— start —

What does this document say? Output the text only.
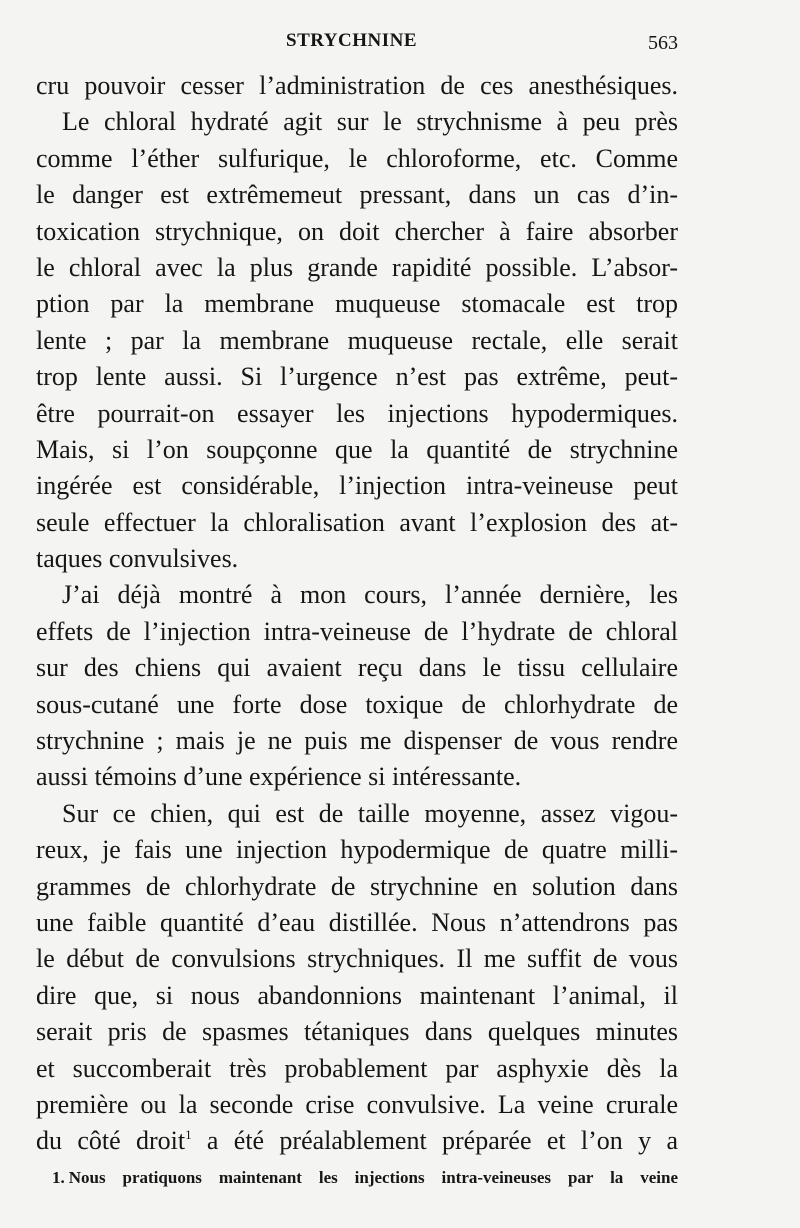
STRYCHNINE	563
cru pouvoir cesser l’administration de ces anesthésiques.
Le chloral hydraté agit sur le strychnisme à peu près
comme l’éther sulfurique, le chloroforme, etc. Comme
le danger est extrêmemeut pressant, dans un cas d’in-
toxication strychnique, on doit chercher à faire absorber
le chloral avec la plus grande rapidité possible. L’absor-
ption par la membrane muqueuse stomacale est trop
lente ; par la membrane muqueuse rectale, elle serait
trop lente aussi. Si l’urgence n’est pas extrême, peut-
être pourrait-on essayer les injections hypodermiques.
Mais, si l’on soupçonne que la quantité de strychnine
ingérée est considérable, l’injection intra-veineuse peut
seule effectuer la chloralisation avant l’explosion des at-
taques convulsives.
J’ai déjà montré à mon cours, l’année dernière, les
effets de l’injection intra-veineuse de l’hydrate de chloral
sur des chiens qui avaient reçu dans le tissu cellulaire
sous-cutané une forte dose toxique de chlorhydrate de
strychnine ; mais je ne puis me dispenser de vous rendre
aussi témoins d’une expérience si intéressante.
Sur ce chien, qui est de taille moyenne, assez vigou-
reux, je fais une injection hypodermique de quatre milli-
grammes de chlorhydrate de strychnine en solution dans
une faible quantité d’eau distillée. Nous n’attendrons pas
le début de convulsions strychniques. Il me suffit de vous
dire que, si nous abandonnions maintenant l’animal, il
serait pris de spasmes tétaniques dans quelques minutes
et succomberait très probablement par asphyxie dès la
première ou la seconde crise convulsive. La veine crurale
du côté droit$^1$ a été préalablement préparée et l’on y a
1. Nous pratiquons maintenant les injections intra-veineuses par la veine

— end —

» **WORK REQUIRED**:
Each line above that includes "vous" should be shown.

» **ANSWER**:
strychnine ; mais je ne puis me dispenser de vous rendre
le début de convulsions strychniques. Il me suffit de vous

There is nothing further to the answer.